• [Task directions]: Go through the lines below. Copy those with "JSON".

• [Data for processing]:
▼

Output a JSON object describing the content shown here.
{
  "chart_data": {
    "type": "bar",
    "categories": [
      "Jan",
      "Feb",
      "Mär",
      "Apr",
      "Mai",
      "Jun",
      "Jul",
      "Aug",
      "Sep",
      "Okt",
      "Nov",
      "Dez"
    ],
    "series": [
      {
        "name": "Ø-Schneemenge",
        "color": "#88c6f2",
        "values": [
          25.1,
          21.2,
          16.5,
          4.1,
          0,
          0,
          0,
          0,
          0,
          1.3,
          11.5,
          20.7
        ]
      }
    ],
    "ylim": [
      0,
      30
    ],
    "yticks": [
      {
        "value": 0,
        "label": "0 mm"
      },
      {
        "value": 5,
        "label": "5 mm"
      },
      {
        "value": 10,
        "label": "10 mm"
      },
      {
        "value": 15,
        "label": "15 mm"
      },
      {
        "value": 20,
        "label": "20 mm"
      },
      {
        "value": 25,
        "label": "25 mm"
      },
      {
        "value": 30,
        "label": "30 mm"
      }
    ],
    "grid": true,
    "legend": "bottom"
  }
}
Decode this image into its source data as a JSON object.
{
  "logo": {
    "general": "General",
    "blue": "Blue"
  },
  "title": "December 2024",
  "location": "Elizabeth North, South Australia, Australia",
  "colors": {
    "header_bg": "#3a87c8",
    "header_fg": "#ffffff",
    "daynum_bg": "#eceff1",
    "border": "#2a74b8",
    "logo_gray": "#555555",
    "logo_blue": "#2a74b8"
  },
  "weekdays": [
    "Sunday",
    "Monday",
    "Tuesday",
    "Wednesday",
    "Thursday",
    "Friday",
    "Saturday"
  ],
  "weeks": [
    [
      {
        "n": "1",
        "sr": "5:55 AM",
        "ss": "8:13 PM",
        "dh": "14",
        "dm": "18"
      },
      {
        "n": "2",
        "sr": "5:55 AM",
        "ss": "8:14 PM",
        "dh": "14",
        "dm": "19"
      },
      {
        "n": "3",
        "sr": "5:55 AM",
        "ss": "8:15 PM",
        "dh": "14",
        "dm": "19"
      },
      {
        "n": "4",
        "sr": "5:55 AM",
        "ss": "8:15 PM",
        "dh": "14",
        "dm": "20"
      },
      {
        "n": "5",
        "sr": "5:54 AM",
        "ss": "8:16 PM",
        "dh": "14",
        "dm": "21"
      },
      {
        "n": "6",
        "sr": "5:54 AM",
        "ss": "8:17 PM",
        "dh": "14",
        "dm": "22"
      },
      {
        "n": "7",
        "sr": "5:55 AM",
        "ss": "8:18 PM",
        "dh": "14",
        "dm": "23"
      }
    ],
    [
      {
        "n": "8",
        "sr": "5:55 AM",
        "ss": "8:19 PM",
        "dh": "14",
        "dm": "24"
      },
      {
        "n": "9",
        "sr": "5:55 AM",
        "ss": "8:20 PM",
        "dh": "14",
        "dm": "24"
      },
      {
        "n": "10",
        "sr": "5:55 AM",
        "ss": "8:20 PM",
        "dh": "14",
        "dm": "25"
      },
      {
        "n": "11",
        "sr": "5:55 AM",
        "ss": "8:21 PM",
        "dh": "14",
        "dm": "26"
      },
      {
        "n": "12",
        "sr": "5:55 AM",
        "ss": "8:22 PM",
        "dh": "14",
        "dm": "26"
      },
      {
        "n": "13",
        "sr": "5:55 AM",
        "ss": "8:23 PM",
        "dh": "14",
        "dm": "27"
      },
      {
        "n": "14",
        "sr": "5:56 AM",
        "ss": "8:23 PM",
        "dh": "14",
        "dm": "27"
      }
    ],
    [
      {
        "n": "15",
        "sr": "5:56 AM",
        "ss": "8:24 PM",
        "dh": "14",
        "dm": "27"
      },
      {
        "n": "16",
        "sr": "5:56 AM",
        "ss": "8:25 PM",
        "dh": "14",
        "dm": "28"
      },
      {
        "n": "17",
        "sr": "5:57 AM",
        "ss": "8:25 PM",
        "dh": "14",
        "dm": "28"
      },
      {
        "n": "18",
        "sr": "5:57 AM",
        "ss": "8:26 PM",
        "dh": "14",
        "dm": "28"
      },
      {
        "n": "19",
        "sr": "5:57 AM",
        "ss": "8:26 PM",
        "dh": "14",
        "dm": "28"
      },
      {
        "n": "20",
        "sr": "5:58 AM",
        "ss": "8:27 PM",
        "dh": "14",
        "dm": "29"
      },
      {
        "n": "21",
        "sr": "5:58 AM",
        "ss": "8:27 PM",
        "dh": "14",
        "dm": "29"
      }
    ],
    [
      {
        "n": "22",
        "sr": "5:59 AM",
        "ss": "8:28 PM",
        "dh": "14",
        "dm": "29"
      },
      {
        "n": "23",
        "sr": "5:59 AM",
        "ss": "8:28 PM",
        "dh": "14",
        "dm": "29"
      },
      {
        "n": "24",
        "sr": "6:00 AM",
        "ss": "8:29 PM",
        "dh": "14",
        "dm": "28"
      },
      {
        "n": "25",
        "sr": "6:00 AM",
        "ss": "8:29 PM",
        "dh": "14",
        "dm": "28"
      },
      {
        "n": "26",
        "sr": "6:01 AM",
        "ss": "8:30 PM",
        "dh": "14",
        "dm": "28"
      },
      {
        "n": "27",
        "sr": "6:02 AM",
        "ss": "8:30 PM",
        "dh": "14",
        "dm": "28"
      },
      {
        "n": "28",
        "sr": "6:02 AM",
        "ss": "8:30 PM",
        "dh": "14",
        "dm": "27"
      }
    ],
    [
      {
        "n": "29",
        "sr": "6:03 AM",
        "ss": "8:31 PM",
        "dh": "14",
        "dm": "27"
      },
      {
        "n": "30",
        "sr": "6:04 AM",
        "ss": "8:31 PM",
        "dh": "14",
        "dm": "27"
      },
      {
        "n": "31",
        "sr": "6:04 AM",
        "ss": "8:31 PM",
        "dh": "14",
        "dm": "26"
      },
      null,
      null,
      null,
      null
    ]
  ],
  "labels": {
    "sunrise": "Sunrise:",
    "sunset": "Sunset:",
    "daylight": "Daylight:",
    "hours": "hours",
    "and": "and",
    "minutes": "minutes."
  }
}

▲

• [Response below]:
Output a JSON object describing the content shown here.
Decode this image into its source data as a JSON object.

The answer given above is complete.